[Data items]
---

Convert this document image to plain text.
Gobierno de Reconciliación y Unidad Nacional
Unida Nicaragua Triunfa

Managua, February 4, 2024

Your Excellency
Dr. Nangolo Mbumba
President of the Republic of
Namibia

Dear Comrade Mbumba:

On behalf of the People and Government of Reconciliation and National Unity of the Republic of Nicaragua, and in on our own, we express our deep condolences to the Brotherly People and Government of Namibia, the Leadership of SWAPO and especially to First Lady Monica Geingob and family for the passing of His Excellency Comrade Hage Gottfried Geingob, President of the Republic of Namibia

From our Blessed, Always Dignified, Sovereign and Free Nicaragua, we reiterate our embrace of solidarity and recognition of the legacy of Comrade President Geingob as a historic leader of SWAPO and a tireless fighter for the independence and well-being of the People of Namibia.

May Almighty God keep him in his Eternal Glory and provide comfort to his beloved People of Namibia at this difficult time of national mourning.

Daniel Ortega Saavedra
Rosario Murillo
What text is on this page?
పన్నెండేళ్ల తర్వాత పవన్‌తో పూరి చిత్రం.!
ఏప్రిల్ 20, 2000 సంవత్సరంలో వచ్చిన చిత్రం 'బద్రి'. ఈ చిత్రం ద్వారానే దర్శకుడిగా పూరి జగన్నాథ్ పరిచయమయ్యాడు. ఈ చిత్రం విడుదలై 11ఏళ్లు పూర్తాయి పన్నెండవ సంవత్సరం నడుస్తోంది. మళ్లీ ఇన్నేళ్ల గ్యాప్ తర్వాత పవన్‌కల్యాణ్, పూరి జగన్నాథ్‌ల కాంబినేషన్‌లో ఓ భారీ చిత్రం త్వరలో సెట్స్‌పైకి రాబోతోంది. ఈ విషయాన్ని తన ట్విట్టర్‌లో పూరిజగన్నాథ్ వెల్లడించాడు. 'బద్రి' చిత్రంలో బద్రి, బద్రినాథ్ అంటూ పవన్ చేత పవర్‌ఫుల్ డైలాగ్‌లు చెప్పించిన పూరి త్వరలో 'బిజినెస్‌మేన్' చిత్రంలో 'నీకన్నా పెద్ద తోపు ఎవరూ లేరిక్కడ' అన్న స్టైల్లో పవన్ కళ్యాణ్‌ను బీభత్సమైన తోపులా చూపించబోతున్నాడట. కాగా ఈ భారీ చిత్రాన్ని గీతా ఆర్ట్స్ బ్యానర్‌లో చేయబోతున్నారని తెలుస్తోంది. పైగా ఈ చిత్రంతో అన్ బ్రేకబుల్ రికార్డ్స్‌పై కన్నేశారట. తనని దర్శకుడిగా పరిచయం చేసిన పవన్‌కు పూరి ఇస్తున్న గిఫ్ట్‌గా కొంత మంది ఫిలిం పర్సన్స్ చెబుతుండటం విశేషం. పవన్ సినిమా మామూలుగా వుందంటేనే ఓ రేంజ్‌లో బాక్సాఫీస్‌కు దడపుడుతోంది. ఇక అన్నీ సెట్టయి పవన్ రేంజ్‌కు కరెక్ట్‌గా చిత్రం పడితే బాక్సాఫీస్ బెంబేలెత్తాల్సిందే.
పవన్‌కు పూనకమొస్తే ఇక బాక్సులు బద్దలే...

---

[TASK DIRECTIONS]
Copy out every entry again, exactly as it was given.

[WRITTEN REPLY]
Convert this document image to plain text.
Gobierno de Reconciliación y Unidad Nacional
Unida Nicaragua Triunfa

Managua, February 4, 2024

Your Excellency
Dr. Nangolo Mbumba
President of the Republic of
Namibia

Dear Comrade Mbumba:

On behalf of the People and Government of Reconciliation and National Unity of the Republic of Nicaragua, and in on our own, we express our deep condolences to the Brotherly People and Government of Namibia, the Leadership of SWAPO and especially to First Lady Monica Geingob and family for the passing of His Excellency Comrade Hage Gottfried Geingob, President of the Republic of Namibia

From our Blessed, Always Dignified, Sovereign and Free Nicaragua, we reiterate our embrace of solidarity and recognition of the legacy of Comrade President Geingob as a historic leader of SWAPO and a tireless fighter for the independence and well-being of the People of Namibia.

May Almighty God keep him in his Eternal Glory and provide comfort to his beloved People of Namibia at this difficult time of national mourning.

Daniel Ortega Saavedra
Rosario Murillo
What text is on this page?
పన్నెండేళ్ల తర్వాత పవన్‌తో పూరి చిత్రం.!
ఏప్రిల్ 20, 2000 సంవత్సరంలో వచ్చిన చిత్రం 'బద్రి'. ఈ చిత్రం ద్వారానే దర్శకుడిగా పూరి జగన్నాథ్ పరిచయమయ్యాడు. ఈ చిత్రం విడుదలై 11ఏళ్లు పూర్తాయి పన్నెండవ సంవత్సరం నడుస్తోంది. మళ్లీ ఇన్నేళ్ల గ్యాప్ తర్వాత పవన్‌కల్యాణ్, పూరి జగన్నాథ్‌ల కాంబినేషన్‌లో ఓ భారీ చిత్రం త్వరలో సెట్స్‌పైకి రాబోతోంది. ఈ విషయాన్ని తన ట్విట్టర్‌లో పూరిజగన్నాథ్ వెల్లడించాడు. 'బద్రి' చిత్రంలో బద్రి, బద్రినాథ్ అంటూ పవన్ చేత పవర్‌ఫుల్ డైలాగ్‌లు చెప్పించిన పూరి త్వరలో 'బిజినెస్‌మేన్' చిత్రంలో 'నీకన్నా పెద్ద తోపు ఎవరూ లేరిక్కడ' అన్న స్టైల్లో పవన్ కళ్యాణ్‌ను బీభత్సమైన తోపులా చూపించబోతున్నాడట. కాగా ఈ భారీ చిత్రాన్ని గీతా ఆర్ట్స్ బ్యానర్‌లో చేయబోతున్నారని తెలుస్తోంది. పైగా ఈ చిత్రంతో అన్ బ్రేకబుల్ రికార్డ్స్‌పై కన్నేశారట. తనని దర్శకుడిగా పరిచయం చేసిన పవన్‌కు పూరి ఇస్తున్న గిఫ్ట్‌గా కొంత మంది ఫిలిం పర్సన్స్ చెబుతుండటం విశేషం. పవన్ సినిమా మామూలుగా వుందంటేనే ఓ రేంజ్‌లో బాక్సాఫీస్‌కు దడపుడుతోంది. ఇక అన్నీ సెట్టయి పవన్ రేంజ్‌కు కరెక్ట్‌గా చిత్రం పడితే బాక్సాఫీస్ బెంబేలెత్తాల్సిందే.
పవన్‌కు పూనకమొస్తే ఇక బాక్సులు బద్దలే...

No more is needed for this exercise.